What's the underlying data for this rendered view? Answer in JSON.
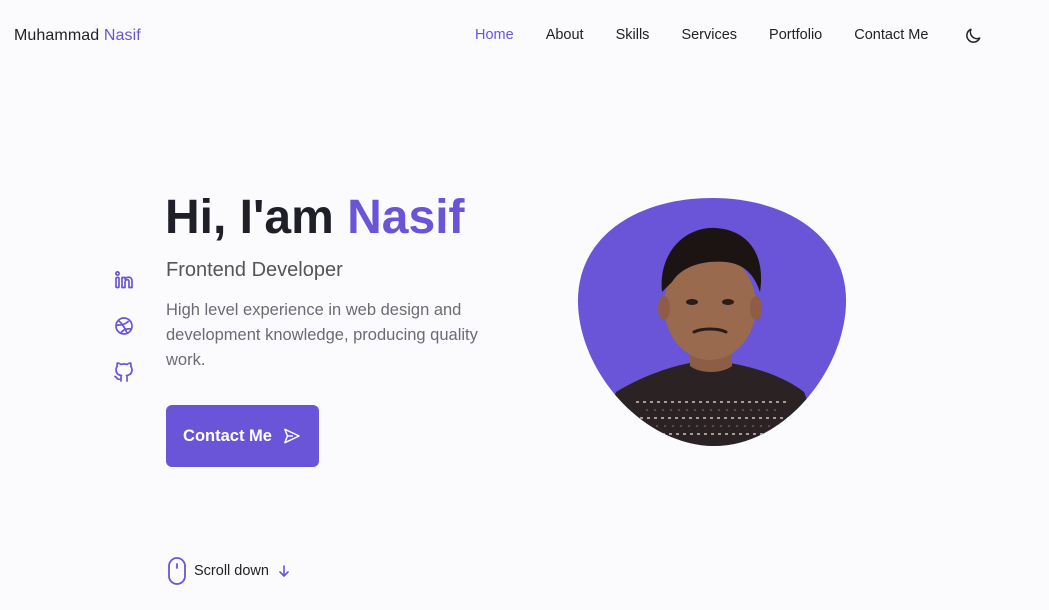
{
  "header": {
    "logo_first": "Muhammad",
    "logo_accent": "Nasif",
    "nav": [
      {
        "label": "Home",
        "active": true
      },
      {
        "label": "About"
      },
      {
        "label": "Skills"
      },
      {
        "label": "Services"
      },
      {
        "label": "Portfolio"
      },
      {
        "label": "Contact Me"
      }
    ],
    "theme_icon": "moon-icon"
  },
  "social": [
    "linkedin-icon",
    "dribbble-icon",
    "github-icon"
  ],
  "hero": {
    "greeting": "Hi, I'am",
    "name": "Nasif",
    "subtitle": "Frontend Developer",
    "description": "High level experience in web design and development knowledge, producing quality work.",
    "button_label": "Contact Me",
    "button_icon": "send-icon"
  },
  "scroll": {
    "label": "Scroll down",
    "icon": "mouse-icon",
    "arrow_icon": "arrow-down-icon"
  },
  "colors": {
    "accent": "#6a54d8",
    "background": "#fbfbfe",
    "text": "#222222"
  }
}
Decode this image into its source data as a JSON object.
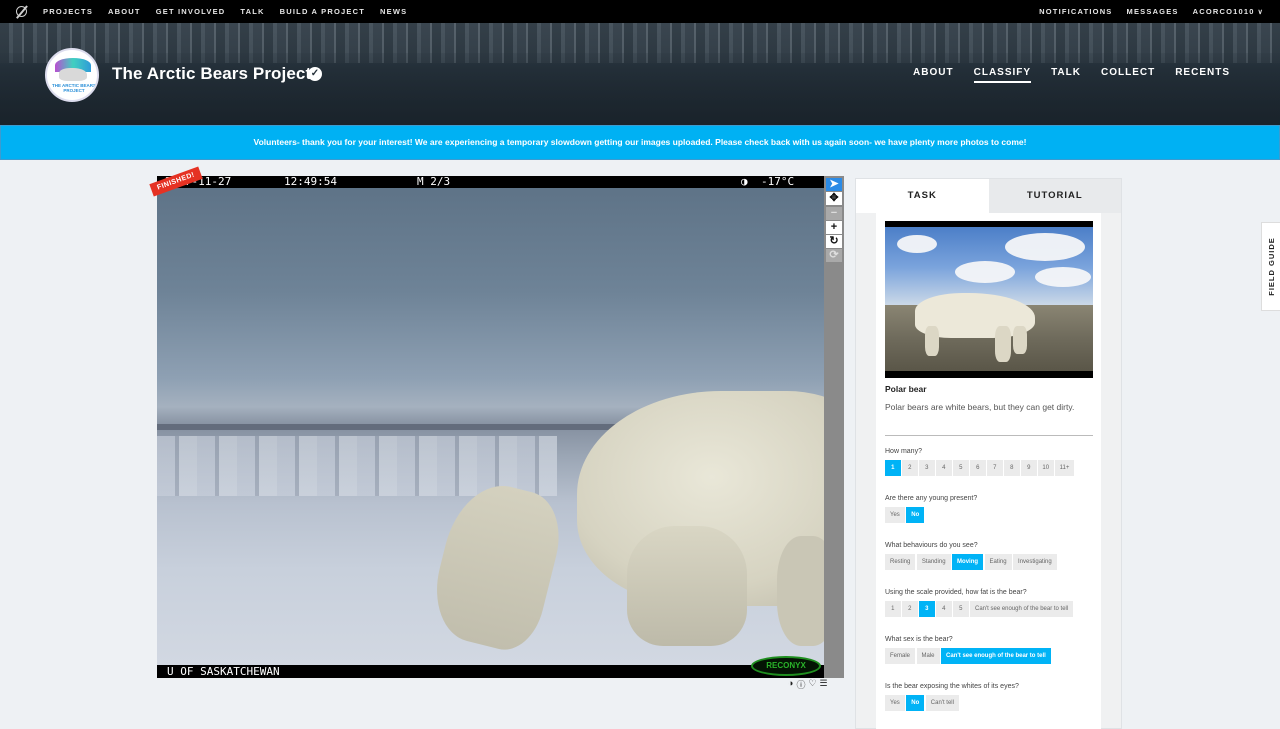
{
  "topnav": {
    "links": [
      "PROJECTS",
      "ABOUT",
      "GET INVOLVED",
      "TALK",
      "BUILD A PROJECT",
      "NEWS"
    ],
    "notifications": "NOTIFICATIONS",
    "messages": "MESSAGES",
    "user": "ACORCO1010"
  },
  "project": {
    "title": "The Arctic Bears Project",
    "avatar_text": "THE ARCTIC BEARS PROJECT",
    "nav": [
      "ABOUT",
      "CLASSIFY",
      "TALK",
      "COLLECT",
      "RECENTS"
    ],
    "active_nav": "CLASSIFY"
  },
  "banner": {
    "text": "Volunteers- thank you for your interest! We are experiencing a temporary slowdown getting our images uploaded. Please check back with us again soon- we have plenty more photos to come!"
  },
  "subject": {
    "badge": "FINISHED!",
    "cam_date": "2017-11-27",
    "cam_time": "12:49:54",
    "cam_frame": "M 2/3",
    "cam_temp": "-17°C",
    "cam_footer": "U OF SASKATCHEWAN",
    "cam_brand": "RECONYX"
  },
  "tools": [
    "pointer-icon",
    "pan-icon",
    "zoom-out-icon",
    "zoom-in-icon",
    "rotate-icon",
    "reset-icon"
  ],
  "task": {
    "tabs": [
      "TASK",
      "TUTORIAL"
    ],
    "species_name": "Polar bear",
    "species_desc": "Polar bears are white bears, but they can get dirty.",
    "questions": [
      {
        "label": "How many?",
        "options": [
          "1",
          "2",
          "3",
          "4",
          "5",
          "6",
          "7",
          "8",
          "9",
          "10",
          "11+"
        ],
        "selected": "1"
      },
      {
        "label": "Are there any young present?",
        "options": [
          "Yes",
          "No"
        ],
        "selected": "No"
      },
      {
        "label": "What behaviours do you see?",
        "options": [
          "Resting",
          "Standing",
          "Moving",
          "Eating",
          "Investigating"
        ],
        "selected": "Moving"
      },
      {
        "label": "Using the scale provided, how fat is the bear?",
        "options": [
          "1",
          "2",
          "3",
          "4",
          "5",
          "Can't see enough of the bear to tell"
        ],
        "selected": "3"
      },
      {
        "label": "What sex is the bear?",
        "options": [
          "Female",
          "Male",
          "Can't see enough of the bear to tell"
        ],
        "selected": "Can't see enough of the bear to tell"
      },
      {
        "label": "Is the bear exposing the whites of its eyes?",
        "options": [
          "Yes",
          "No",
          "Can't tell"
        ],
        "selected": "No"
      }
    ]
  },
  "field_guide": "FIELD GUIDE"
}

EXERCISE TASK:
Print each line of the material above exactly, with the pictures removed from your copy.

WORKED ANSWER:
What's the underlying data for this rendered view? Answer in JSON.
{
  "header": {
    "logo_first": "Muhammad",
    "logo_accent": "Nasif",
    "nav": [
      {
        "label": "Home",
        "active": true
      },
      {
        "label": "About"
      },
      {
        "label": "Skills"
      },
      {
        "label": "Services"
      },
      {
        "label": "Portfolio"
      },
      {
        "label": "Contact Me"
      }
    ],
    "theme_icon": "moon-icon"
  },
  "social": [
    "linkedin-icon",
    "dribbble-icon",
    "github-icon"
  ],
  "hero": {
    "greeting": "Hi, I'am",
    "name": "Nasif",
    "subtitle": "Frontend Developer",
    "description": "High level experience in web design and development knowledge, producing quality work.",
    "button_label": "Contact Me",
    "button_icon": "send-icon"
  },
  "scroll": {
    "label": "Scroll down",
    "icon": "mouse-icon",
    "arrow_icon": "arrow-down-icon"
  },
  "colors": {
    "accent": "#6a54d8",
    "background": "#fbfbfe",
    "text": "#222222"
  }
}
Decode this image into its source data as a JSON object.
{
  "topnav": {
    "links": [
      "PROJECTS",
      "ABOUT",
      "GET INVOLVED",
      "TALK",
      "BUILD A PROJECT",
      "NEWS"
    ],
    "notifications": "NOTIFICATIONS",
    "messages": "MESSAGES",
    "user": "ACORCO1010"
  },
  "project": {
    "title": "The Arctic Bears Project",
    "avatar_text": "THE ARCTIC BEARS PROJECT",
    "nav": [
      "ABOUT",
      "CLASSIFY",
      "TALK",
      "COLLECT",
      "RECENTS"
    ],
    "active_nav": "CLASSIFY"
  },
  "banner": {
    "text": "Volunteers- thank you for your interest! We are experiencing a temporary slowdown getting our images uploaded. Please check back with us again soon- we have plenty more photos to come!"
  },
  "subject": {
    "badge": "FINISHED!",
    "cam_date": "2017-11-27",
    "cam_time": "12:49:54",
    "cam_frame": "M 2/3",
    "cam_temp": "-17°C",
    "cam_footer": "U OF SASKATCHEWAN",
    "cam_brand": "RECONYX"
  },
  "tools": [
    "pointer-icon",
    "pan-icon",
    "zoom-out-icon",
    "zoom-in-icon",
    "rotate-icon",
    "reset-icon"
  ],
  "task": {
    "tabs": [
      "TASK",
      "TUTORIAL"
    ],
    "species_name": "Polar bear",
    "species_desc": "Polar bears are white bears, but they can get dirty.",
    "questions": [
      {
        "label": "How many?",
        "options": [
          "1",
          "2",
          "3",
          "4",
          "5",
          "6",
          "7",
          "8",
          "9",
          "10",
          "11+"
        ],
        "selected": "1"
      },
      {
        "label": "Are there any young present?",
        "options": [
          "Yes",
          "No"
        ],
        "selected": "No"
      },
      {
        "label": "What behaviours do you see?",
        "options": [
          "Resting",
          "Standing",
          "Moving",
          "Eating",
          "Investigating"
        ],
        "selected": "Moving"
      },
      {
        "label": "Using the scale provided, how fat is the bear?",
        "options": [
          "1",
          "2",
          "3",
          "4",
          "5",
          "Can't see enough of the bear to tell"
        ],
        "selected": "3"
      },
      {
        "label": "What sex is the bear?",
        "options": [
          "Female",
          "Male",
          "Can't see enough of the bear to tell"
        ],
        "selected": "Can't see enough of the bear to tell"
      },
      {
        "label": "Is the bear exposing the whites of its eyes?",
        "options": [
          "Yes",
          "No",
          "Can't tell"
        ],
        "selected": "No"
      }
    ]
  },
  "field_guide": "FIELD GUIDE"
}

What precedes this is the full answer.